Dataset extract:

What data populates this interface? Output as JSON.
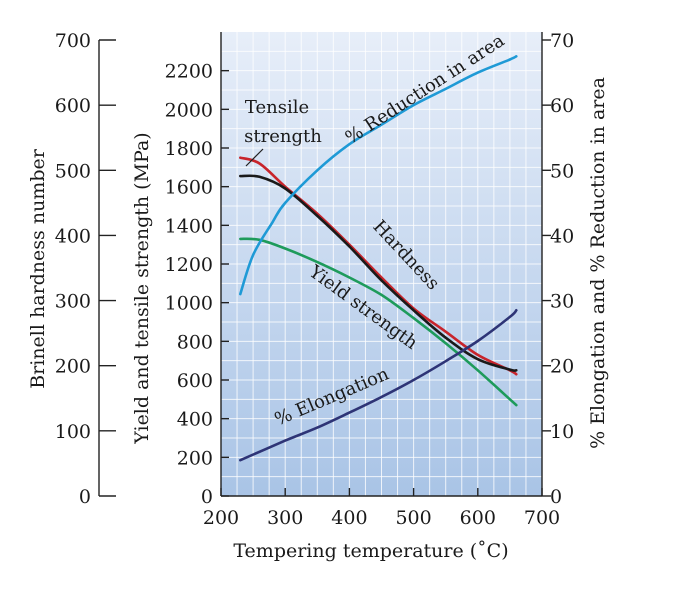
{
  "chart_data": {
    "type": "line",
    "xlabel": "Tempering temperature (˚C)",
    "xlim": [
      200,
      700
    ],
    "x_ticks": [
      200,
      300,
      400,
      500,
      600,
      700
    ],
    "grid": true,
    "axes": {
      "brinell": {
        "label": "Brinell hardness number",
        "range": [
          0,
          700
        ],
        "ticks": [
          0,
          100,
          200,
          300,
          400,
          500,
          600,
          700
        ]
      },
      "strength": {
        "label": "Yield and tensile strength (MPa)",
        "range": [
          0,
          2400
        ],
        "ticks": [
          0,
          200,
          400,
          600,
          800,
          1000,
          1200,
          1400,
          1600,
          1800,
          2000,
          2200
        ]
      },
      "percent": {
        "label": "% Elongation and % Reduction in area",
        "range": [
          0,
          70
        ],
        "ticks": [
          0,
          10,
          20,
          30,
          40,
          50,
          60,
          70
        ]
      }
    },
    "series": [
      {
        "name": "Tensile strength",
        "label_lines": [
          "Tensile",
          "strength"
        ],
        "axis": "strength",
        "color": "#c8242b",
        "x": [
          230,
          260,
          300,
          350,
          400,
          450,
          500,
          550,
          600,
          650,
          660
        ],
        "y": [
          1750,
          1720,
          1600,
          1460,
          1300,
          1130,
          970,
          850,
          730,
          650,
          630
        ]
      },
      {
        "name": "Hardness",
        "axis": "brinell",
        "color": "#1a1a1a",
        "x": [
          230,
          260,
          300,
          350,
          400,
          450,
          500,
          550,
          600,
          650,
          660
        ],
        "y": [
          491,
          490,
          472,
          430,
          383,
          331,
          285,
          243,
          210,
          194,
          193
        ]
      },
      {
        "name": "Yield strength",
        "axis": "strength",
        "color": "#1e9b5b",
        "x": [
          230,
          260,
          300,
          350,
          400,
          450,
          500,
          550,
          600,
          650,
          660
        ],
        "y": [
          1330,
          1325,
          1280,
          1210,
          1130,
          1040,
          920,
          790,
          650,
          500,
          470
        ]
      },
      {
        "name": "% Reduction in area",
        "axis": "percent",
        "color": "#1f9ad6",
        "x": [
          230,
          250,
          280,
          300,
          350,
          400,
          450,
          500,
          550,
          600,
          650,
          660
        ],
        "y": [
          31,
          37,
          42,
          45,
          50,
          54,
          57,
          60,
          62.5,
          65,
          67,
          67.5
        ]
      },
      {
        "name": "% Elongation",
        "axis": "percent",
        "color": "#2e3476",
        "x": [
          230,
          300,
          350,
          400,
          450,
          500,
          550,
          600,
          650,
          660
        ],
        "y": [
          5.5,
          8.5,
          10.5,
          12.8,
          15.2,
          17.8,
          20.7,
          23.8,
          27.5,
          28.5
        ]
      }
    ]
  }
}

Task statement:
Repeat the records above exactly, leaving out the pictures.

Written solution:
What data populates this interface? Output as JSON.
{
  "chart_data": {
    "type": "line",
    "xlabel": "Tempering temperature (˚C)",
    "xlim": [
      200,
      700
    ],
    "x_ticks": [
      200,
      300,
      400,
      500,
      600,
      700
    ],
    "grid": true,
    "axes": {
      "brinell": {
        "label": "Brinell hardness number",
        "range": [
          0,
          700
        ],
        "ticks": [
          0,
          100,
          200,
          300,
          400,
          500,
          600,
          700
        ]
      },
      "strength": {
        "label": "Yield and tensile strength (MPa)",
        "range": [
          0,
          2400
        ],
        "ticks": [
          0,
          200,
          400,
          600,
          800,
          1000,
          1200,
          1400,
          1600,
          1800,
          2000,
          2200
        ]
      },
      "percent": {
        "label": "% Elongation and % Reduction in area",
        "range": [
          0,
          70
        ],
        "ticks": [
          0,
          10,
          20,
          30,
          40,
          50,
          60,
          70
        ]
      }
    },
    "series": [
      {
        "name": "Tensile strength",
        "label_lines": [
          "Tensile",
          "strength"
        ],
        "axis": "strength",
        "color": "#c8242b",
        "x": [
          230,
          260,
          300,
          350,
          400,
          450,
          500,
          550,
          600,
          650,
          660
        ],
        "y": [
          1750,
          1720,
          1600,
          1460,
          1300,
          1130,
          970,
          850,
          730,
          650,
          630
        ]
      },
      {
        "name": "Hardness",
        "axis": "brinell",
        "color": "#1a1a1a",
        "x": [
          230,
          260,
          300,
          350,
          400,
          450,
          500,
          550,
          600,
          650,
          660
        ],
        "y": [
          491,
          490,
          472,
          430,
          383,
          331,
          285,
          243,
          210,
          194,
          193
        ]
      },
      {
        "name": "Yield strength",
        "axis": "strength",
        "color": "#1e9b5b",
        "x": [
          230,
          260,
          300,
          350,
          400,
          450,
          500,
          550,
          600,
          650,
          660
        ],
        "y": [
          1330,
          1325,
          1280,
          1210,
          1130,
          1040,
          920,
          790,
          650,
          500,
          470
        ]
      },
      {
        "name": "% Reduction in area",
        "axis": "percent",
        "color": "#1f9ad6",
        "x": [
          230,
          250,
          280,
          300,
          350,
          400,
          450,
          500,
          550,
          600,
          650,
          660
        ],
        "y": [
          31,
          37,
          42,
          45,
          50,
          54,
          57,
          60,
          62.5,
          65,
          67,
          67.5
        ]
      },
      {
        "name": "% Elongation",
        "axis": "percent",
        "color": "#2e3476",
        "x": [
          230,
          300,
          350,
          400,
          450,
          500,
          550,
          600,
          650,
          660
        ],
        "y": [
          5.5,
          8.5,
          10.5,
          12.8,
          15.2,
          17.8,
          20.7,
          23.8,
          27.5,
          28.5
        ]
      }
    ]
  }
}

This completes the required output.